_Exercise instructions_
Write the records out again exactly, leaving no images in.

Stored records
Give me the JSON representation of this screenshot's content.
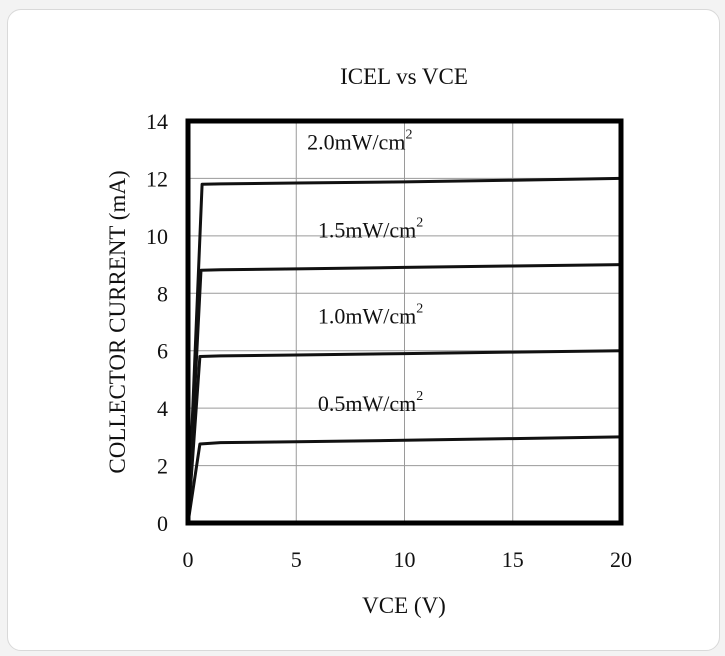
{
  "chart_data": {
    "type": "line",
    "title": "ICEL vs VCE",
    "xlabel": "VCE (V)",
    "ylabel": "COLLECTOR CURRENT (mA)",
    "xlim": [
      0,
      20
    ],
    "ylim": [
      0,
      14
    ],
    "xticks": [
      0,
      5,
      10,
      15,
      20
    ],
    "yticks": [
      0,
      2,
      4,
      6,
      8,
      10,
      12,
      14
    ],
    "grid": true,
    "series": [
      {
        "label": "0.5mW/cm",
        "label_sup": "2",
        "points": [
          [
            0,
            0
          ],
          [
            0.55,
            2.75
          ],
          [
            1.5,
            2.8
          ],
          [
            5,
            2.83
          ],
          [
            10,
            2.88
          ],
          [
            15,
            2.94
          ],
          [
            20,
            3.0
          ]
        ]
      },
      {
        "label": "1.0mW/cm",
        "label_sup": "2",
        "points": [
          [
            0,
            0
          ],
          [
            0.55,
            5.8
          ],
          [
            1.5,
            5.82
          ],
          [
            5,
            5.85
          ],
          [
            10,
            5.9
          ],
          [
            15,
            5.95
          ],
          [
            20,
            6.0
          ]
        ]
      },
      {
        "label": "1.5mW/cm",
        "label_sup": "2",
        "points": [
          [
            0,
            0
          ],
          [
            0.6,
            8.8
          ],
          [
            1.5,
            8.82
          ],
          [
            5,
            8.85
          ],
          [
            10,
            8.9
          ],
          [
            15,
            8.95
          ],
          [
            20,
            9.0
          ]
        ]
      },
      {
        "label": "2.0mW/cm",
        "label_sup": "2",
        "points": [
          [
            0,
            0
          ],
          [
            0.65,
            11.8
          ],
          [
            1.5,
            11.81
          ],
          [
            5,
            11.84
          ],
          [
            10,
            11.88
          ],
          [
            15,
            11.94
          ],
          [
            20,
            12.0
          ]
        ]
      }
    ],
    "curve_label_positions": [
      [
        6,
        3.9
      ],
      [
        6,
        6.95
      ],
      [
        6,
        9.95
      ],
      [
        5.5,
        13.0
      ]
    ]
  }
}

_Full response_
Give me the JSON representation of this screenshot's content.
{
  "chart_data": {
    "type": "line",
    "title": "ICEL vs VCE",
    "xlabel": "VCE (V)",
    "ylabel": "COLLECTOR CURRENT (mA)",
    "xlim": [
      0,
      20
    ],
    "ylim": [
      0,
      14
    ],
    "xticks": [
      0,
      5,
      10,
      15,
      20
    ],
    "yticks": [
      0,
      2,
      4,
      6,
      8,
      10,
      12,
      14
    ],
    "grid": true,
    "series": [
      {
        "label": "0.5mW/cm",
        "label_sup": "2",
        "points": [
          [
            0,
            0
          ],
          [
            0.55,
            2.75
          ],
          [
            1.5,
            2.8
          ],
          [
            5,
            2.83
          ],
          [
            10,
            2.88
          ],
          [
            15,
            2.94
          ],
          [
            20,
            3.0
          ]
        ]
      },
      {
        "label": "1.0mW/cm",
        "label_sup": "2",
        "points": [
          [
            0,
            0
          ],
          [
            0.55,
            5.8
          ],
          [
            1.5,
            5.82
          ],
          [
            5,
            5.85
          ],
          [
            10,
            5.9
          ],
          [
            15,
            5.95
          ],
          [
            20,
            6.0
          ]
        ]
      },
      {
        "label": "1.5mW/cm",
        "label_sup": "2",
        "points": [
          [
            0,
            0
          ],
          [
            0.6,
            8.8
          ],
          [
            1.5,
            8.82
          ],
          [
            5,
            8.85
          ],
          [
            10,
            8.9
          ],
          [
            15,
            8.95
          ],
          [
            20,
            9.0
          ]
        ]
      },
      {
        "label": "2.0mW/cm",
        "label_sup": "2",
        "points": [
          [
            0,
            0
          ],
          [
            0.65,
            11.8
          ],
          [
            1.5,
            11.81
          ],
          [
            5,
            11.84
          ],
          [
            10,
            11.88
          ],
          [
            15,
            11.94
          ],
          [
            20,
            12.0
          ]
        ]
      }
    ],
    "curve_label_positions": [
      [
        6,
        3.9
      ],
      [
        6,
        6.95
      ],
      [
        6,
        9.95
      ],
      [
        5.5,
        13.0
      ]
    ]
  }
}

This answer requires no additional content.